TASK REQUIREMENTS: From the entries below, work out the number of lines that hold the word "compressor", and give that number alone.

THE RECORDS:
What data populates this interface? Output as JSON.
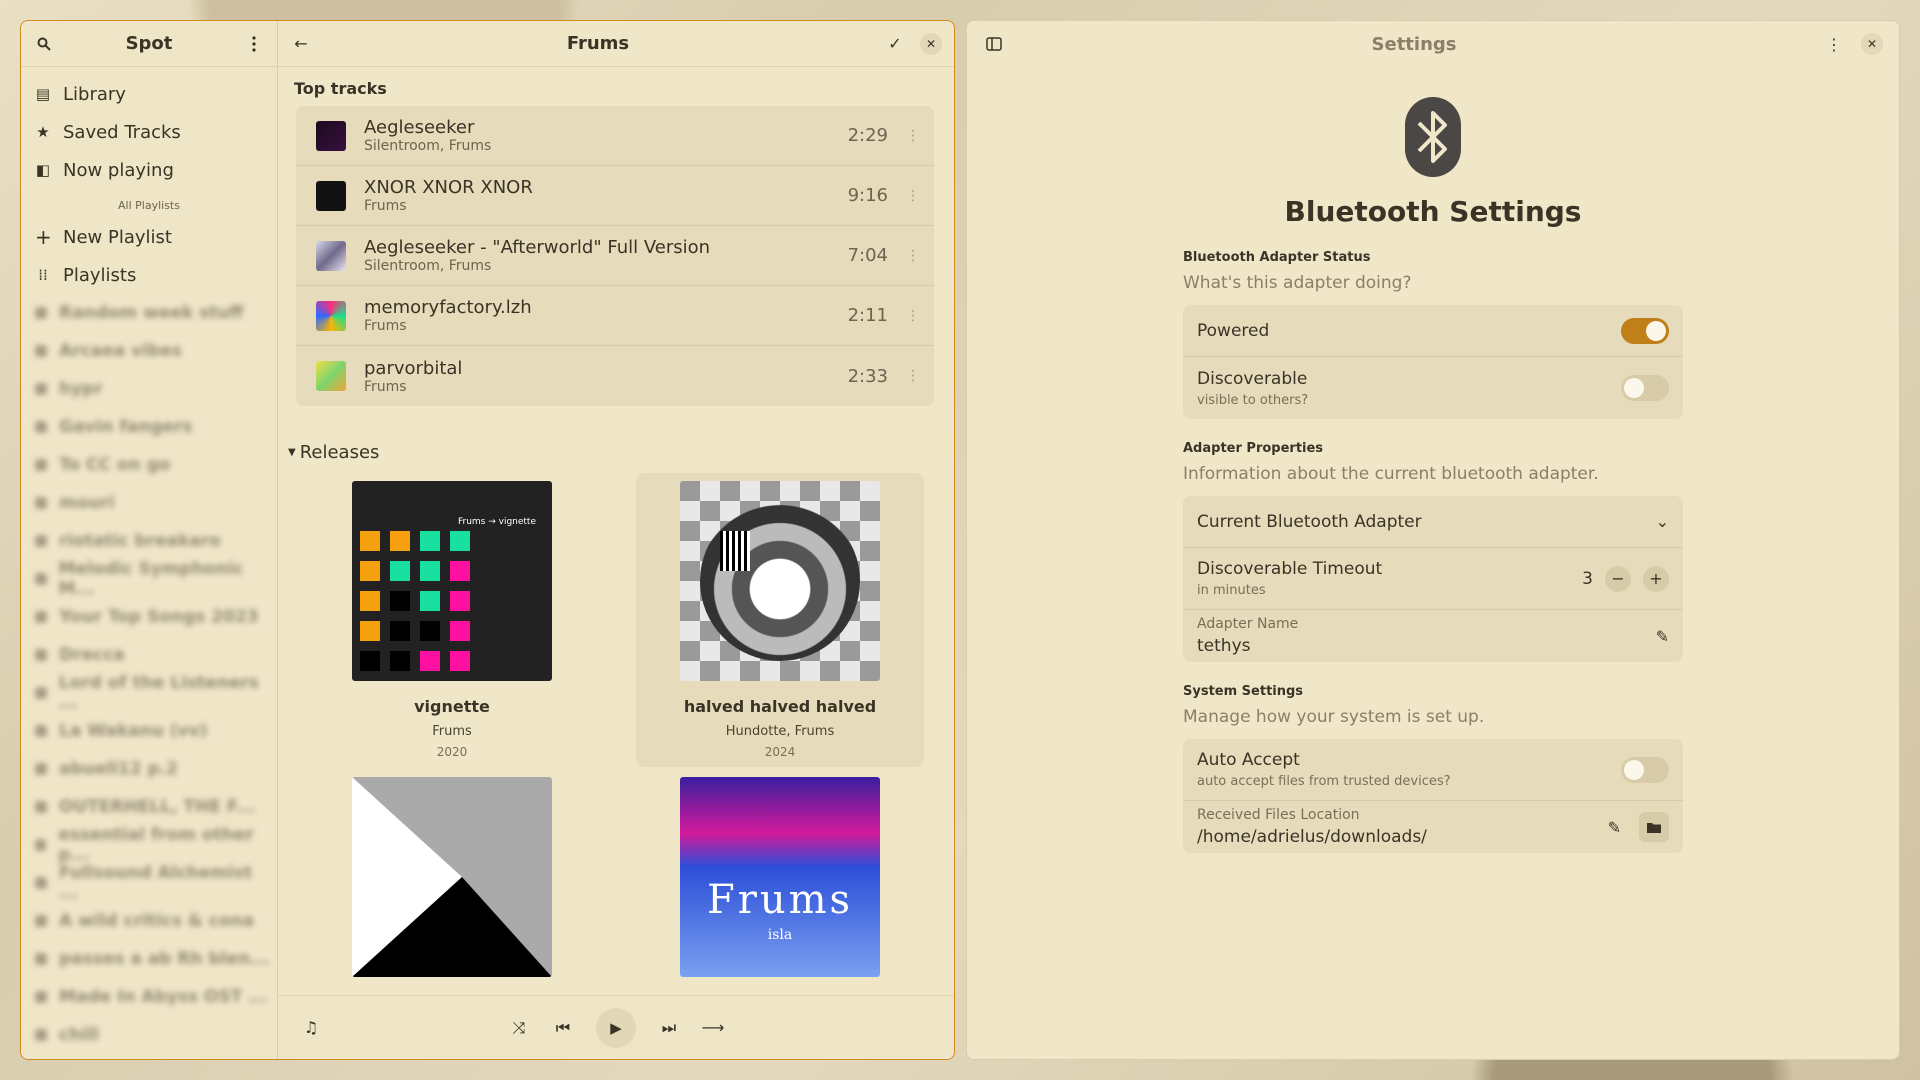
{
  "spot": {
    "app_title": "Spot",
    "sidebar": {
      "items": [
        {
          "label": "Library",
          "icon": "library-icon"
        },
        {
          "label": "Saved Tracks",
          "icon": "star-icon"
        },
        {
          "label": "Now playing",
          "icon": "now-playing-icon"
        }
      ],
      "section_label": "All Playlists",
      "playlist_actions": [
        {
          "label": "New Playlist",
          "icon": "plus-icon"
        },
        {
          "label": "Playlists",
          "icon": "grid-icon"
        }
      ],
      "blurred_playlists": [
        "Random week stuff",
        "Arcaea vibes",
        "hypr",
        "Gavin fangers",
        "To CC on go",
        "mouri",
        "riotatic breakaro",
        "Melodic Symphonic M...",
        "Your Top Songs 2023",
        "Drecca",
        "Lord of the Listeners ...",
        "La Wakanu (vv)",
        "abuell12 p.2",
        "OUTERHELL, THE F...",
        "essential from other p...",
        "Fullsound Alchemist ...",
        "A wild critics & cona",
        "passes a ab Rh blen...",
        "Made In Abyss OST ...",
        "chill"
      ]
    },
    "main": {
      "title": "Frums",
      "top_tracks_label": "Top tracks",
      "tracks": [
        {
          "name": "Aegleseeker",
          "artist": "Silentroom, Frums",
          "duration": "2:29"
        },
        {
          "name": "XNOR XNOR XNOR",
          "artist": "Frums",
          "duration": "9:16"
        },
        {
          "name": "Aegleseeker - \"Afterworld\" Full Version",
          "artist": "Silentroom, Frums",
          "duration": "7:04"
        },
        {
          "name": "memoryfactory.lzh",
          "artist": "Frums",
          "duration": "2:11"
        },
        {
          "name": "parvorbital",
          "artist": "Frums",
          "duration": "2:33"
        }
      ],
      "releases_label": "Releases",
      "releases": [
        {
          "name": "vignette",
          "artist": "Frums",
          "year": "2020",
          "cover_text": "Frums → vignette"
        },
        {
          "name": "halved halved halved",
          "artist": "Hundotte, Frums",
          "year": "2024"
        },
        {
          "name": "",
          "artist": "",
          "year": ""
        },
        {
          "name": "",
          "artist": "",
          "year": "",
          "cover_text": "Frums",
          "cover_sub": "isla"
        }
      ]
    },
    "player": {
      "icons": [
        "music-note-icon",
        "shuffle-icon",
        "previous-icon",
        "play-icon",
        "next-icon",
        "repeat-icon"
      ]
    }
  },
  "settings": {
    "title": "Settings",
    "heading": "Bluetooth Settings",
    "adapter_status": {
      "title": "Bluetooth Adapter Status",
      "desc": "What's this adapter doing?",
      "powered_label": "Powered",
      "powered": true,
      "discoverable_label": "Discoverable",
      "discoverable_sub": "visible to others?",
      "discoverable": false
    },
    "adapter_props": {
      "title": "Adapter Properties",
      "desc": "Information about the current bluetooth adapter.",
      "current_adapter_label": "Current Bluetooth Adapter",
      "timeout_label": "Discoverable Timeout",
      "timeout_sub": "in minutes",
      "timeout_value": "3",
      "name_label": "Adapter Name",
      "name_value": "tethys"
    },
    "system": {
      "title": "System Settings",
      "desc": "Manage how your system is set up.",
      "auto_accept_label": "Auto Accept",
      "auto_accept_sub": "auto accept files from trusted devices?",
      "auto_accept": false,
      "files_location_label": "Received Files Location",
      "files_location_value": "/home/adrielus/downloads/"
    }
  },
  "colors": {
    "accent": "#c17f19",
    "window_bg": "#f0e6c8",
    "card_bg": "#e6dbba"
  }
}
==
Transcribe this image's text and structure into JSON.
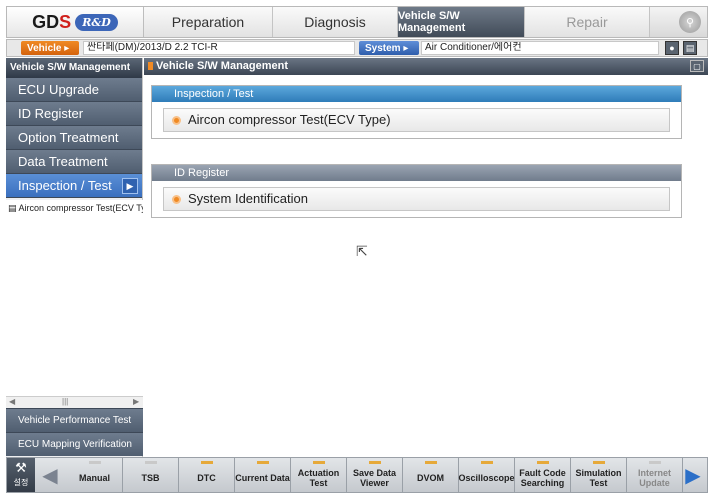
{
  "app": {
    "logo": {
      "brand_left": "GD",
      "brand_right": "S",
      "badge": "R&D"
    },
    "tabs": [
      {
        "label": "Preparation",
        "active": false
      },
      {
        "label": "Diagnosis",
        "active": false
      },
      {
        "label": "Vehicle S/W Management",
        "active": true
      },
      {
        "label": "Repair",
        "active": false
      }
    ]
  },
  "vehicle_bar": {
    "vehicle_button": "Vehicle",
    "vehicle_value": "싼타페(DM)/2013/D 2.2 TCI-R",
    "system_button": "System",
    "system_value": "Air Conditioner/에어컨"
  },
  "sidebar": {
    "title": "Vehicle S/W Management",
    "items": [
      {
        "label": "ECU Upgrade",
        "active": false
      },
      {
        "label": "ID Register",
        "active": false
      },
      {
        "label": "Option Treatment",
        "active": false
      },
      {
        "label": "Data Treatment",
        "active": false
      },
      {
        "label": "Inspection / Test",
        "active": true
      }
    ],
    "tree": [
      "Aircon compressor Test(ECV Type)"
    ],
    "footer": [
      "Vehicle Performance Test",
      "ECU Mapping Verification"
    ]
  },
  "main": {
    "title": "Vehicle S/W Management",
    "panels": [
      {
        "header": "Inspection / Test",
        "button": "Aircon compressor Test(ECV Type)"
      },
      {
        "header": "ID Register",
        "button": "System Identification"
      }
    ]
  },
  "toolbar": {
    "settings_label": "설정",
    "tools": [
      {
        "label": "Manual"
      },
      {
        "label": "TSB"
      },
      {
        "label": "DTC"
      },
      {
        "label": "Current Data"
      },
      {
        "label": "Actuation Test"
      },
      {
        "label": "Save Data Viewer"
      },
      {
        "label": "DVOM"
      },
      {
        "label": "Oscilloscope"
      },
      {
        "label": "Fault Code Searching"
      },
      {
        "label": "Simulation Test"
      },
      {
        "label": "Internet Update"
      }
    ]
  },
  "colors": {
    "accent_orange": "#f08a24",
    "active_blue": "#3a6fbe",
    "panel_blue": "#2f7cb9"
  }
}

RESPONSE: 2